STATED PROBLEM - Search the entries below. Return every line that has "sats" in it.

DATASET CONTENT -
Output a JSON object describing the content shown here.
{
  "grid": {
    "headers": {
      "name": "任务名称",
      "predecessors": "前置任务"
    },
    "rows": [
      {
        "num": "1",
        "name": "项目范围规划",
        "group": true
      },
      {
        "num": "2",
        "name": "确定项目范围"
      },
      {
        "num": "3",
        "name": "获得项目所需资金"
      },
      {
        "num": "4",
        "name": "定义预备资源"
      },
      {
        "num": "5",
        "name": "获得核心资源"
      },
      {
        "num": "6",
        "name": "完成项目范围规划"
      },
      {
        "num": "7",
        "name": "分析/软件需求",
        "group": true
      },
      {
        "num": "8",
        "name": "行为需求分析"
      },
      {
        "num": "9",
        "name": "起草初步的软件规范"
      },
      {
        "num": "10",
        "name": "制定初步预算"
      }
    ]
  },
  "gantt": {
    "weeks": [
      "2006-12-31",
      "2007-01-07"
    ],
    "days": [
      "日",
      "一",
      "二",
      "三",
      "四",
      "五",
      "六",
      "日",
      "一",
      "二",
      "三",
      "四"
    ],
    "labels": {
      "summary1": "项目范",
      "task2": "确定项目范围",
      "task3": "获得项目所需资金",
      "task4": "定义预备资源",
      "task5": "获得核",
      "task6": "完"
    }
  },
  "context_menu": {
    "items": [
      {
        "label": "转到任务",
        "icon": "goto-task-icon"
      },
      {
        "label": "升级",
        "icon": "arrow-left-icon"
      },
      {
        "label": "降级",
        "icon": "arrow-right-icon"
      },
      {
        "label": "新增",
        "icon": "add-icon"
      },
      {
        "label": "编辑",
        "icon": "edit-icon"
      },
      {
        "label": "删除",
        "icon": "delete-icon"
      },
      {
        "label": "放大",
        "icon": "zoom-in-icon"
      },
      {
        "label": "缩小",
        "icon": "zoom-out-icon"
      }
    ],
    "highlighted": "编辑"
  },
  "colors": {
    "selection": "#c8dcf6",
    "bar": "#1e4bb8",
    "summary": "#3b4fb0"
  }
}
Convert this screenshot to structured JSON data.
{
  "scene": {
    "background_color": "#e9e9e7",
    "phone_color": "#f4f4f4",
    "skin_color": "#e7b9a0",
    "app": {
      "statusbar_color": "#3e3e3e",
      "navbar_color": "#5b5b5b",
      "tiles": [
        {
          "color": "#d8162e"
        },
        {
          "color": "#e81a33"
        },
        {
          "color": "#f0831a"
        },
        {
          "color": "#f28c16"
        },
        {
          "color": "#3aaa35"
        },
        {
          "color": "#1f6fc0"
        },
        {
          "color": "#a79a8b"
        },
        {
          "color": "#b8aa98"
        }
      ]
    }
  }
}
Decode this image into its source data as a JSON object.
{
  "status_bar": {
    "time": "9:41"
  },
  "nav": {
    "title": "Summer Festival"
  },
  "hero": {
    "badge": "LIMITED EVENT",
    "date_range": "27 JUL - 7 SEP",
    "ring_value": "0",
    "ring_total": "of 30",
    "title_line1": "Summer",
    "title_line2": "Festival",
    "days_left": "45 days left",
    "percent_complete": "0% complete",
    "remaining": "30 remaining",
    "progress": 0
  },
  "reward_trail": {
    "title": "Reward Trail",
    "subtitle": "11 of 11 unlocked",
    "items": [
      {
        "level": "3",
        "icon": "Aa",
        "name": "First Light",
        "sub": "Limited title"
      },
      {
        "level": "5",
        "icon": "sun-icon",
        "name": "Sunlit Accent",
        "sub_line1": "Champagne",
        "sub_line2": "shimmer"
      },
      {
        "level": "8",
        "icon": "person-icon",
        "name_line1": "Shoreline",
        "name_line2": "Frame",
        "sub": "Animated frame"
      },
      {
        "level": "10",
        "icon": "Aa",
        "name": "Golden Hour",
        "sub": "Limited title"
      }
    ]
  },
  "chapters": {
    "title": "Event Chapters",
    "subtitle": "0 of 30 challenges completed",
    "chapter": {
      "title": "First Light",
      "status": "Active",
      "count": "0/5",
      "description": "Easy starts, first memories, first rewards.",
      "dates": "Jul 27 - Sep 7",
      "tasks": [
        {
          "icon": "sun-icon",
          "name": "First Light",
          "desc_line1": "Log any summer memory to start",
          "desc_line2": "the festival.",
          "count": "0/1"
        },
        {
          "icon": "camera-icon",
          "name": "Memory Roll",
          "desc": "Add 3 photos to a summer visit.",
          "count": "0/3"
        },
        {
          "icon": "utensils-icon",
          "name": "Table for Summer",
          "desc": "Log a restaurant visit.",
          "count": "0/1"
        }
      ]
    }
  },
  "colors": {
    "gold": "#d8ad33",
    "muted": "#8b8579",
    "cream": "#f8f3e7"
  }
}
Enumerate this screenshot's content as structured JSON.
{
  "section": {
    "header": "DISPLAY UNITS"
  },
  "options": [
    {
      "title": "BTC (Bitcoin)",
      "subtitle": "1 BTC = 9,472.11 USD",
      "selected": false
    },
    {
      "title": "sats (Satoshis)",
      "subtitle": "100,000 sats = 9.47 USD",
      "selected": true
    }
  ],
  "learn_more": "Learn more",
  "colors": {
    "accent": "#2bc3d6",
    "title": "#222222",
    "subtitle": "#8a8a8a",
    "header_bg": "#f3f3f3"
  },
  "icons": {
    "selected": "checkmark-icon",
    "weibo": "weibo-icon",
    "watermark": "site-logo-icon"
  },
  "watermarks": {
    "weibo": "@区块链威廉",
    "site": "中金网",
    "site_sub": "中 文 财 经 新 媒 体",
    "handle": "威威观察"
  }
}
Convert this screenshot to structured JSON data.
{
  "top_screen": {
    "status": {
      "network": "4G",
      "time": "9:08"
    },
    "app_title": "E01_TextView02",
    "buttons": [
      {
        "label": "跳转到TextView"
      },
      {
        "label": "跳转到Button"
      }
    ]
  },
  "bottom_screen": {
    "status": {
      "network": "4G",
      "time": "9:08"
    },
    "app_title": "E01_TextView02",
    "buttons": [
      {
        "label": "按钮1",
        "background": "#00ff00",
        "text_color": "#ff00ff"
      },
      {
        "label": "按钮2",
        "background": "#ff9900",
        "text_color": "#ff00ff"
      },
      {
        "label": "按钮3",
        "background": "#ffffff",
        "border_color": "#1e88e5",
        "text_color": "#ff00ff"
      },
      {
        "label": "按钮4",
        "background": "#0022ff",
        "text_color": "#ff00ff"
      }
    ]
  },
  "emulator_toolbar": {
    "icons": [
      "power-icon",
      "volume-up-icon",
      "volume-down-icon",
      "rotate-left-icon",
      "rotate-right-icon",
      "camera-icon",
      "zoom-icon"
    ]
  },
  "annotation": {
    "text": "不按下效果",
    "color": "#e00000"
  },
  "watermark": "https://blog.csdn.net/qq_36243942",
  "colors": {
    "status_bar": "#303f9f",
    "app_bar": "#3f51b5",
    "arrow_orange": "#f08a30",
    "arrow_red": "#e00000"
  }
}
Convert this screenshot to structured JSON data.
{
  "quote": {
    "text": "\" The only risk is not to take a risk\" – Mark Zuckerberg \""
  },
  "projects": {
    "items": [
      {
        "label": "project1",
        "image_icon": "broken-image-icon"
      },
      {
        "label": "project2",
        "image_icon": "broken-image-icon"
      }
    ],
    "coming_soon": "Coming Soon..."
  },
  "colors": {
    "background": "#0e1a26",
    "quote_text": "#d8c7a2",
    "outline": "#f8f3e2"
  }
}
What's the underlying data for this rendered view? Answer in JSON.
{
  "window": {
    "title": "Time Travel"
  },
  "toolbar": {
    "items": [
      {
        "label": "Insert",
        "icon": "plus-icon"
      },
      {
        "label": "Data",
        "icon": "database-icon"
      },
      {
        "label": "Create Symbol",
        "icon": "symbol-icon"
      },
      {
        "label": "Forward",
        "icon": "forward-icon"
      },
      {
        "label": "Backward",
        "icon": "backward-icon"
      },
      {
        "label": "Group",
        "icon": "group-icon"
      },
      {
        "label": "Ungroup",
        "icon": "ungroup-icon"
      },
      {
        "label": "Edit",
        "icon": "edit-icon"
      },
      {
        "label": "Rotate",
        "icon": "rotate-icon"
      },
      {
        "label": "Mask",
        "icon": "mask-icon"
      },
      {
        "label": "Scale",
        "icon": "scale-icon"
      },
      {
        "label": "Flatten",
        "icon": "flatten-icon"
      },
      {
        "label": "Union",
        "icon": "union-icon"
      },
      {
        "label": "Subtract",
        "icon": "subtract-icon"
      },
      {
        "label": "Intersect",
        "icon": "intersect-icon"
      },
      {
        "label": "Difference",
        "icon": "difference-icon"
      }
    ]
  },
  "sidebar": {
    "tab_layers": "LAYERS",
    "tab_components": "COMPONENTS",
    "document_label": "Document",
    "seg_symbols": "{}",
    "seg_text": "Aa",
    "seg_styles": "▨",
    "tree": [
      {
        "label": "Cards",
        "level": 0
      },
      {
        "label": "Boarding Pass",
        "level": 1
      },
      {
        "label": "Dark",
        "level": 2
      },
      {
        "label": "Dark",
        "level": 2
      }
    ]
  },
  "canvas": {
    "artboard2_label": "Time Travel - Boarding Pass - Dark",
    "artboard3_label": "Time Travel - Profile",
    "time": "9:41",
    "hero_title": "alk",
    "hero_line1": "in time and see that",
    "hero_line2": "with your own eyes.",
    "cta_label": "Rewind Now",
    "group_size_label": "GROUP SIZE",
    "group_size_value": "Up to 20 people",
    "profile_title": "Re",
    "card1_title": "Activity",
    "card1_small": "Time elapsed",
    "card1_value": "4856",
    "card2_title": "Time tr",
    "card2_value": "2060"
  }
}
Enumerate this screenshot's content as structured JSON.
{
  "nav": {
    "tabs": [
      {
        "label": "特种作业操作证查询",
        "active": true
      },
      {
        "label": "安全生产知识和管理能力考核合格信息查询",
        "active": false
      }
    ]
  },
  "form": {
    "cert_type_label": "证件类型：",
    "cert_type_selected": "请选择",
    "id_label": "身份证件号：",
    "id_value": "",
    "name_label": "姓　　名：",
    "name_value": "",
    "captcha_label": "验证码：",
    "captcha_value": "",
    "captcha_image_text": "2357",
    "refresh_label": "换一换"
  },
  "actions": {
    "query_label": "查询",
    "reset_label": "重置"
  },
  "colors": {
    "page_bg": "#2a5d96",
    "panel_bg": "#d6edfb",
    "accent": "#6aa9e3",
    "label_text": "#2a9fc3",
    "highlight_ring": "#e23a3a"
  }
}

FINISHED TASK -
      "title": "sats (Satoshis)",
      "subtitle": "100,000 sats = 9.47 USD",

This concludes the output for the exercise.